++++ Teks yang Diberikan

Gegara Buat Teguran Tertulis, Direktur RS Mata Undaan Dimejahijaukan

oleh -73 Dilihat
oleh
Suasana sidang yang mengadili Direktur RS Mata Undaan di Pengadilan Negeri Surabaya.

SURABAYA, PETISI.CODirektur RS Mata Undaan Surabaya, dr Sudjarno, tersandung kasus pencemaran nama baik. Gegara, Sudjarno menjatuhkan teguran tertulis kepada dr Lidya Nuradiyanti, bawahannya. Dokter berusia 60 tahun ini, Selasa (19/5/2020), diadili di Pengadilan Negeri Surabaya.

Jaksa Penuntut Umum (JPU) I Gede Willy dalam dakwaanya menjerat terdakwa dengan pasal 310 ayat (2) KUHP dan pasal 311 ayat (1) KUHP.

Kasus ini bermula saat terdakwa memberi sanksi secara tertulis kepada dr Lidya Nuradianti. Pada sanksi tertulisnya, terdakwa menyebut saksi melanggar prosedur kerja dan etika profesi, dalam menangani seorang pasien yang melakukan operasi incisi hordeolum, 29 November 2107 lalu. Dimana operasi tersebut dikeluhkan oleh pasien, karena dilakukan oleh seorang perawat.

++++++++

Tentukan apakah setiap pernyataan berikut sesuai dengan berita tentang sidang Direktur RS Mata Undaan di atas: (a) sidang terhadap direktur tersebut digelar di Pengadilan Negeri Surabaya; (b) terdakwa berusia 50 tahun; (c) jaksa menjerat terdakwa antara lain dengan pasal 310 ayat (2) KUHP. Jawab ya atau tidak untuk masing-masing, disertai kutipan kata-kata penentu dari berita itu.

++++ Entri Hasil Ekstraksi

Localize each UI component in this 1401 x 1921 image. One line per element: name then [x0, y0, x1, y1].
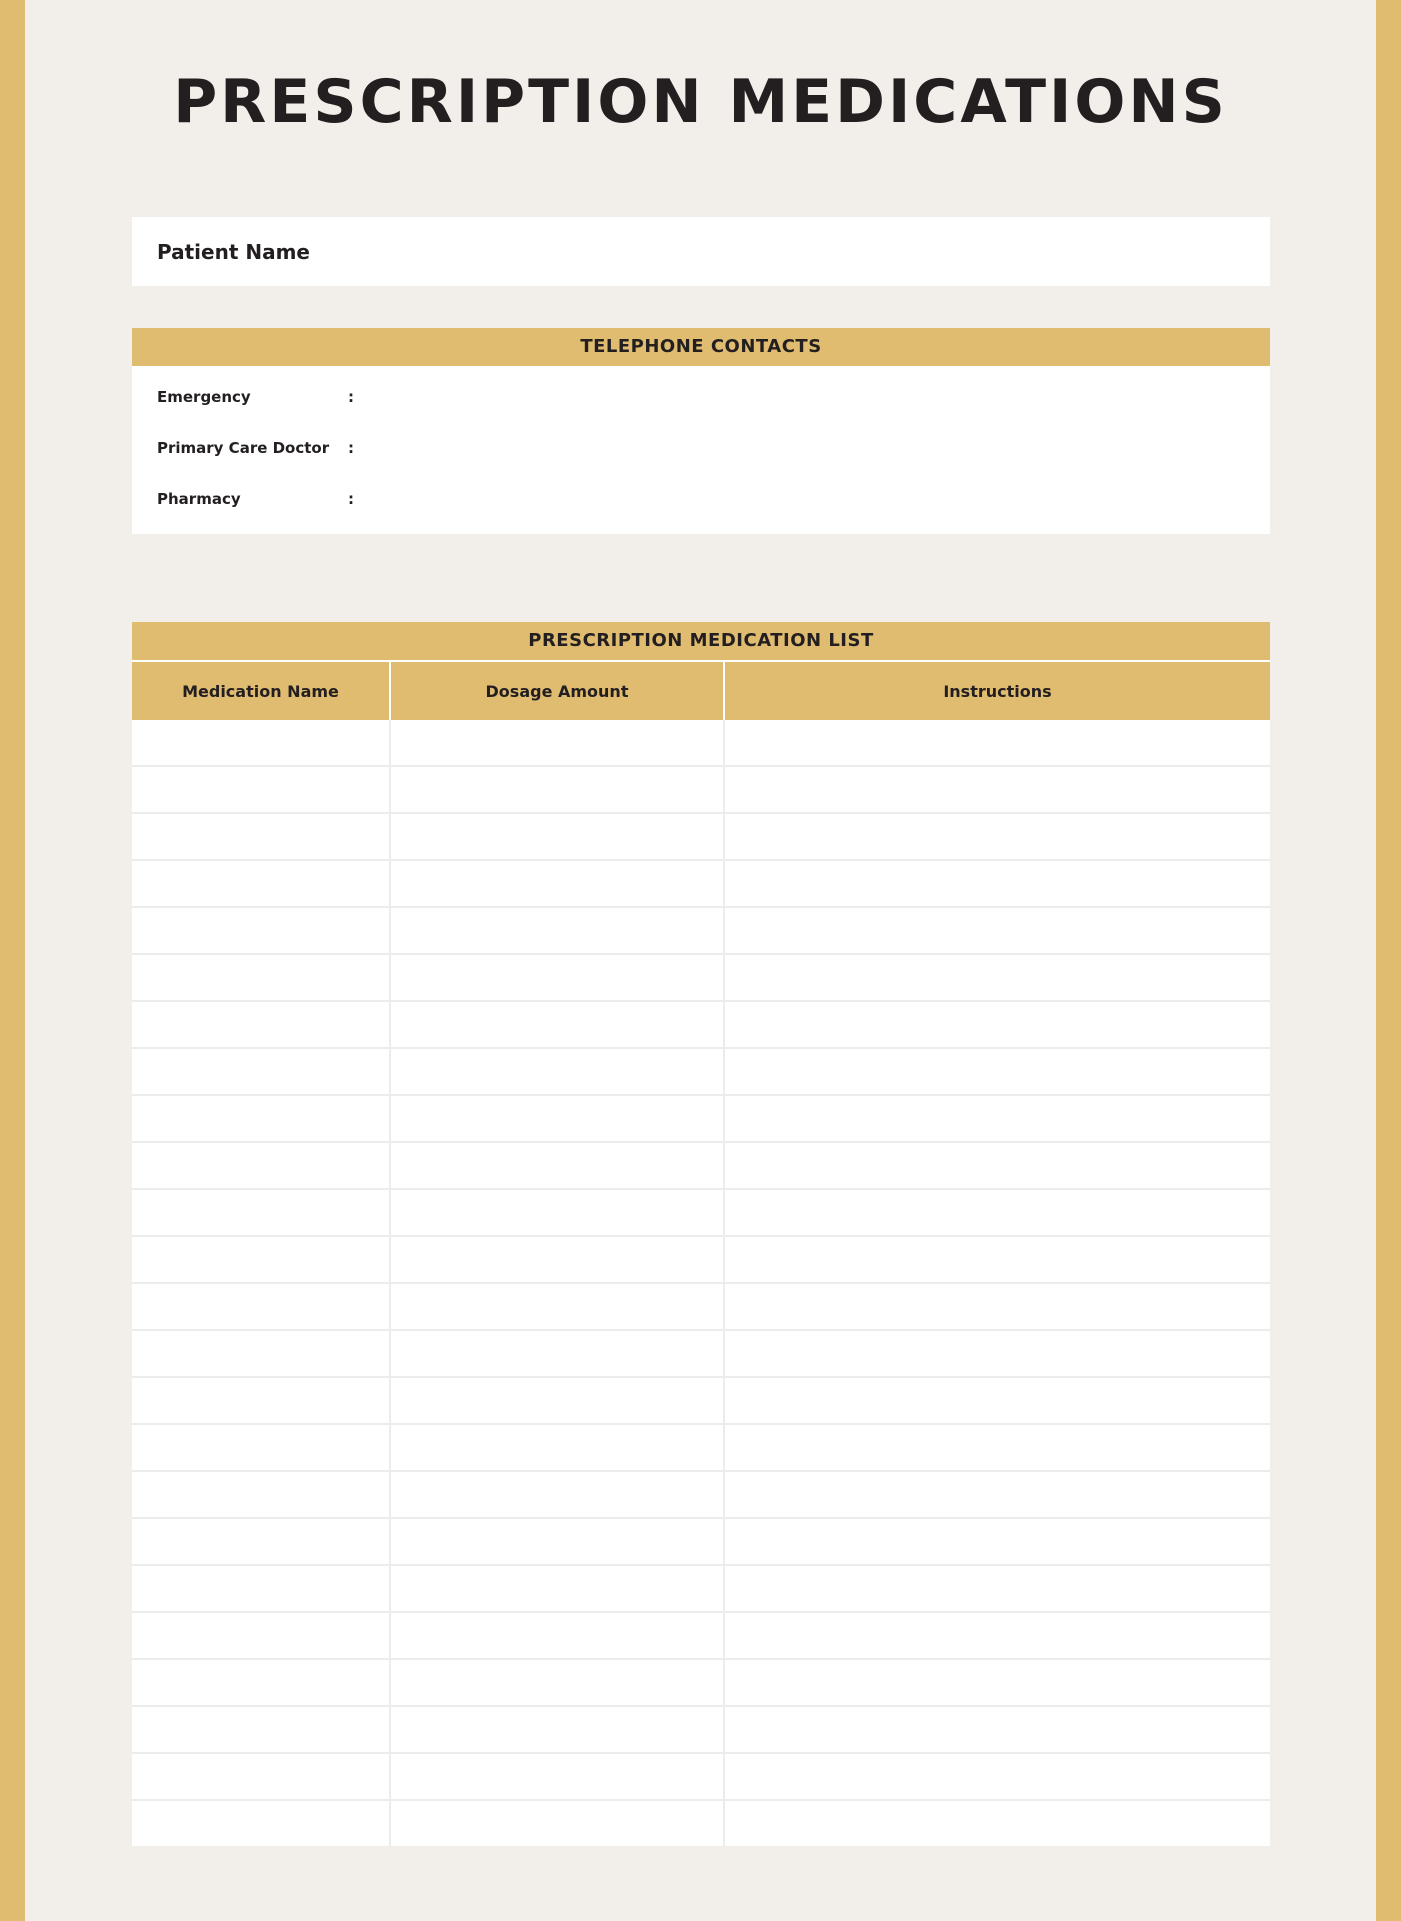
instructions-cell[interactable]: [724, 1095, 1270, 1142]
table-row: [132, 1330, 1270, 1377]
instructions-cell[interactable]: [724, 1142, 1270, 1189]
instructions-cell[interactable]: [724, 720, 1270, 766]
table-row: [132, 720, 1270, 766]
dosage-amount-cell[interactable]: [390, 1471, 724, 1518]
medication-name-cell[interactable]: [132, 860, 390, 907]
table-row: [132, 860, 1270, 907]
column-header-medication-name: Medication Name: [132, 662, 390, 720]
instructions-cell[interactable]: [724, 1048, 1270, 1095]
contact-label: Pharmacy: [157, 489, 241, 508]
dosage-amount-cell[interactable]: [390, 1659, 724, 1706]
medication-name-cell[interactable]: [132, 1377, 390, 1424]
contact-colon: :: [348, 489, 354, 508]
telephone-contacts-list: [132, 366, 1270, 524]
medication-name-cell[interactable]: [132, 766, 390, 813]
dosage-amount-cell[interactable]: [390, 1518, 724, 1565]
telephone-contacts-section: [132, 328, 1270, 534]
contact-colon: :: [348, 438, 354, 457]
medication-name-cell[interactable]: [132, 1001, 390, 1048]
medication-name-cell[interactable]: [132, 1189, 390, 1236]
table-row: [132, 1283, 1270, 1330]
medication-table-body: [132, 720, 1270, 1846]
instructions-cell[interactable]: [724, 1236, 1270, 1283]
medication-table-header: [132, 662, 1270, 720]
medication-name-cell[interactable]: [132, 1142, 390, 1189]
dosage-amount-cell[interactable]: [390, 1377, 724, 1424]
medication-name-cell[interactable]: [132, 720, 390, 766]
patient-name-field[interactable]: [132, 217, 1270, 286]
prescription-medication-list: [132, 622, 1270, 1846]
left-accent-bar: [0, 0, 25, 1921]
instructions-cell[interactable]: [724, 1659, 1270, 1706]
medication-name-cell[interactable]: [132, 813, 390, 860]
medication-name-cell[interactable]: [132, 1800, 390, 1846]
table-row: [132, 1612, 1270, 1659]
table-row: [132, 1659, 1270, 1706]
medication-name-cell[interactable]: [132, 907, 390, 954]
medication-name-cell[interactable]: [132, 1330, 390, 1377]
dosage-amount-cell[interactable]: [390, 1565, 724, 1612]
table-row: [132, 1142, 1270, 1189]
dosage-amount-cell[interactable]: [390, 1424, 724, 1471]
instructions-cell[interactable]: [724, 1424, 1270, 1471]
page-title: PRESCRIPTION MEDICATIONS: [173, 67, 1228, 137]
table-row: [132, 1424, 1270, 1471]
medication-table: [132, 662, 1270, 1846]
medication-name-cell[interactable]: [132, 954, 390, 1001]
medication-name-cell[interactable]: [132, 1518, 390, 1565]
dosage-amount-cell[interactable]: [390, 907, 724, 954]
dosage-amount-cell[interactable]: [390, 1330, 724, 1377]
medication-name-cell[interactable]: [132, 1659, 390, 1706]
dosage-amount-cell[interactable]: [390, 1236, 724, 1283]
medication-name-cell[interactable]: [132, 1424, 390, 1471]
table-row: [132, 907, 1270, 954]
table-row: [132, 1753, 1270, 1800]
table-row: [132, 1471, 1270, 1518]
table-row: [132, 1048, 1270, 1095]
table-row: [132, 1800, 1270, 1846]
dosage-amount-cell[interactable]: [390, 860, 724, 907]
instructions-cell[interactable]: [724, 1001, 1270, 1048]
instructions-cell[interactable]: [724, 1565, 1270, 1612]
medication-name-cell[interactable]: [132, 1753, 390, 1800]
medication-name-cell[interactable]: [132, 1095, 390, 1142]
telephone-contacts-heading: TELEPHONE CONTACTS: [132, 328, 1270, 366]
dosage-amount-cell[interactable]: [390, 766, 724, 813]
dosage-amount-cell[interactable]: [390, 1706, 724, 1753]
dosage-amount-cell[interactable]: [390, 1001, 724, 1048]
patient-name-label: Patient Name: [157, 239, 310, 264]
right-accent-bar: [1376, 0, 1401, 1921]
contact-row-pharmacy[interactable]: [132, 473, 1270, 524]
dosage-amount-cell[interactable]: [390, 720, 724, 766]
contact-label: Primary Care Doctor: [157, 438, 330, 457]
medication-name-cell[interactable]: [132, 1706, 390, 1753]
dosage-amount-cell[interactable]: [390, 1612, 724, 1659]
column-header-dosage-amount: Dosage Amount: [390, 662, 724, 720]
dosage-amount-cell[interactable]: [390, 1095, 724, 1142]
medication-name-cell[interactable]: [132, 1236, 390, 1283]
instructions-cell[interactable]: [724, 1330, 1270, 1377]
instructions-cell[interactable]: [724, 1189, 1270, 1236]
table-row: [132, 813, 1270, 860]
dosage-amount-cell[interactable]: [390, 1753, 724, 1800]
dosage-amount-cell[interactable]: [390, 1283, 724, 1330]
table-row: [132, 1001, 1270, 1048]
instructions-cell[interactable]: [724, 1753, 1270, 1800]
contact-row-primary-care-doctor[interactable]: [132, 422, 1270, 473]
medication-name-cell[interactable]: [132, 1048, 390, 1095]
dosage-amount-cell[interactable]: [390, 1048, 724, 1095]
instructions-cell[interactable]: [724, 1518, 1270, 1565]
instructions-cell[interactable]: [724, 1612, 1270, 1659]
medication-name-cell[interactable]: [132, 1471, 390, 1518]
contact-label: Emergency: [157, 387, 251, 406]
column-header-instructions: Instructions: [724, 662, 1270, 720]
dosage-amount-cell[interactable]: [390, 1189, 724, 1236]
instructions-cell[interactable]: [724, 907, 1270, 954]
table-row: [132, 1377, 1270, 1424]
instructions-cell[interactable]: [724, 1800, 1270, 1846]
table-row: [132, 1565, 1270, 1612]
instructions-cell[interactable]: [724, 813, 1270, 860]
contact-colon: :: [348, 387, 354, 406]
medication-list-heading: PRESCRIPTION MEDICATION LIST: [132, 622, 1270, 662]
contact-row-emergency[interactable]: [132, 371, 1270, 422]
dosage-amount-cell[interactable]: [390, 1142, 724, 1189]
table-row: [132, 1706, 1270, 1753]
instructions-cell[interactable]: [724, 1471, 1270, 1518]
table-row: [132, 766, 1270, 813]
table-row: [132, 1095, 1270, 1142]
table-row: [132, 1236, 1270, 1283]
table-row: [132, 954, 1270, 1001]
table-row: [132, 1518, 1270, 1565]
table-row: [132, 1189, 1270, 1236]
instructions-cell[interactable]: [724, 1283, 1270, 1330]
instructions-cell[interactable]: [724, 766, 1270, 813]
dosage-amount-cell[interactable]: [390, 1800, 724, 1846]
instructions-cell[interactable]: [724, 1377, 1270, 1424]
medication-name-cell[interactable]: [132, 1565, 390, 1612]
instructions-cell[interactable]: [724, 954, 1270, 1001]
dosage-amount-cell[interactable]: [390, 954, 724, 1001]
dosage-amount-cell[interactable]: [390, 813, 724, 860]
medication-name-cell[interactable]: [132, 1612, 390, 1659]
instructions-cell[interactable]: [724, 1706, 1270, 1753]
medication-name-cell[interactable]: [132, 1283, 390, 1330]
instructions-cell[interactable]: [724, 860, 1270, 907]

++++++++

→ Jawaban Soal
(a) Ya: "diadili di Pengadilan Negeri Surabaya".
(b) Tidak: "Dokter berusia 60 tahun ini".
(c) Ya: "menjerat terdakwa dengan pasal 310 ayat (2) KUHP dan pasal 311 ayat (1) KUHP".